Return each line of the records with nothing changed, pictures excepted.
** BEGIN Information given **
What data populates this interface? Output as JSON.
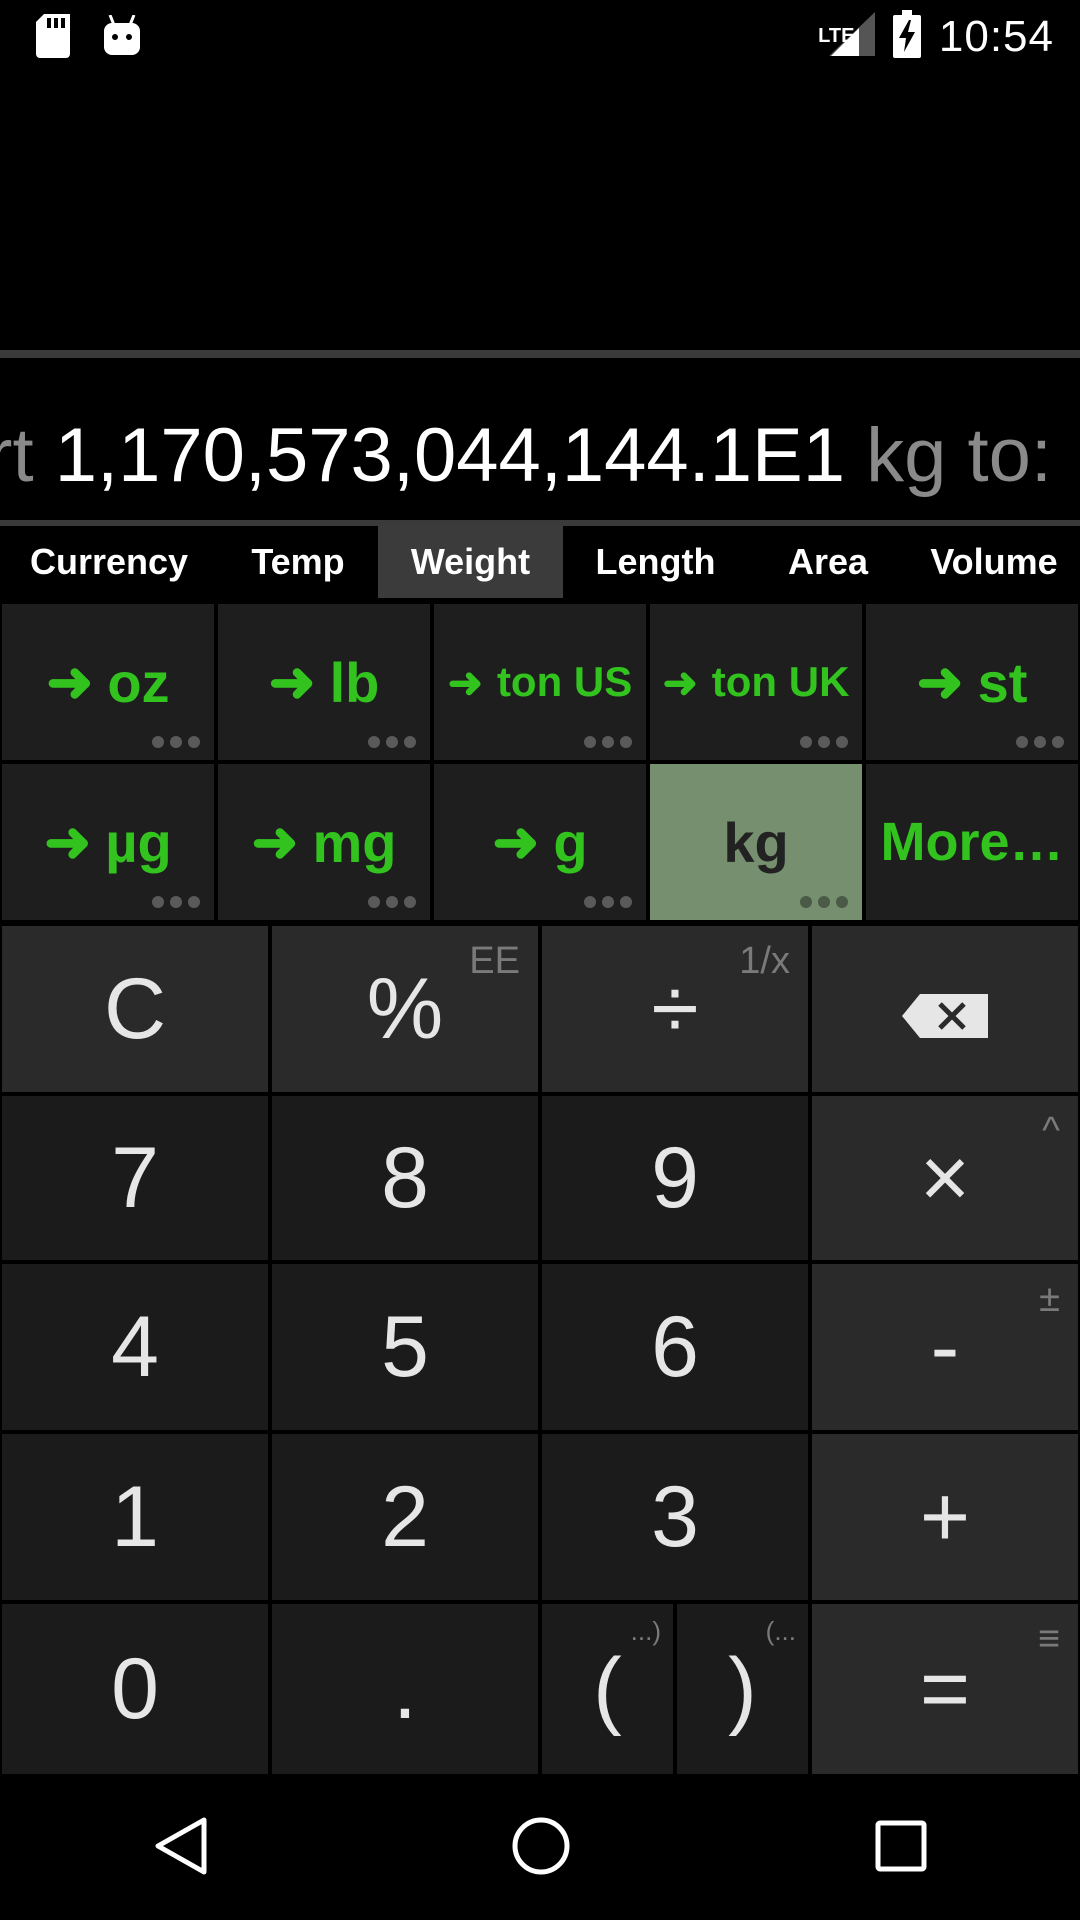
{
  "status_bar": {
    "time": "10:54",
    "network": "LTE"
  },
  "convert": {
    "prefix": "ert ",
    "value": "1,170,573,044,144.1E1",
    "suffix": " kg to:"
  },
  "tabs": [
    "Currency",
    "Temp",
    "Weight",
    "Length",
    "Area",
    "Volume"
  ],
  "active_tab": "Weight",
  "units_row1": [
    "oz",
    "lb",
    "ton US",
    "ton UK",
    "st"
  ],
  "units_row2": [
    "µg",
    "mg",
    "g",
    "kg",
    "More…"
  ],
  "selected_unit": "kg",
  "keys": {
    "clear": "C",
    "percent": "%",
    "percent_alt": "EE",
    "divide": "÷",
    "divide_alt": "1/x",
    "seven": "7",
    "eight": "8",
    "nine": "9",
    "multiply": "×",
    "multiply_alt": "^",
    "four": "4",
    "five": "5",
    "six": "6",
    "minus": "-",
    "minus_alt": "±",
    "one": "1",
    "two": "2",
    "three": "3",
    "plus": "+",
    "zero": "0",
    "dot": ".",
    "open_paren": "(",
    "open_paren_alt": "...)",
    "close_paren": ")",
    "close_paren_alt": "(...",
    "equals": "=",
    "equals_alt": "≡"
  },
  "colors": {
    "accent_green": "#33c31f",
    "selected_unit_bg": "#76906f",
    "key_bg": "#1b1b1b"
  }
}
** END Information given **
- Task answer
What data populates this interface? Output as JSON.
{
  "status_bar": {
    "time": "10:54",
    "network": "LTE"
  },
  "convert": {
    "prefix": "ert ",
    "value": "1,170,573,044,144.1E1",
    "suffix": " kg to:"
  },
  "tabs": [
    "Currency",
    "Temp",
    "Weight",
    "Length",
    "Area",
    "Volume"
  ],
  "active_tab": "Weight",
  "units_row1": [
    "oz",
    "lb",
    "ton US",
    "ton UK",
    "st"
  ],
  "units_row2": [
    "µg",
    "mg",
    "g",
    "kg",
    "More…"
  ],
  "selected_unit": "kg",
  "keys": {
    "clear": "C",
    "percent": "%",
    "percent_alt": "EE",
    "divide": "÷",
    "divide_alt": "1/x",
    "seven": "7",
    "eight": "8",
    "nine": "9",
    "multiply": "×",
    "multiply_alt": "^",
    "four": "4",
    "five": "5",
    "six": "6",
    "minus": "-",
    "minus_alt": "±",
    "one": "1",
    "two": "2",
    "three": "3",
    "plus": "+",
    "zero": "0",
    "dot": ".",
    "open_paren": "(",
    "open_paren_alt": "...)",
    "close_paren": ")",
    "close_paren_alt": "(...",
    "equals": "=",
    "equals_alt": "≡"
  },
  "colors": {
    "accent_green": "#33c31f",
    "selected_unit_bg": "#76906f",
    "key_bg": "#1b1b1b"
  }
}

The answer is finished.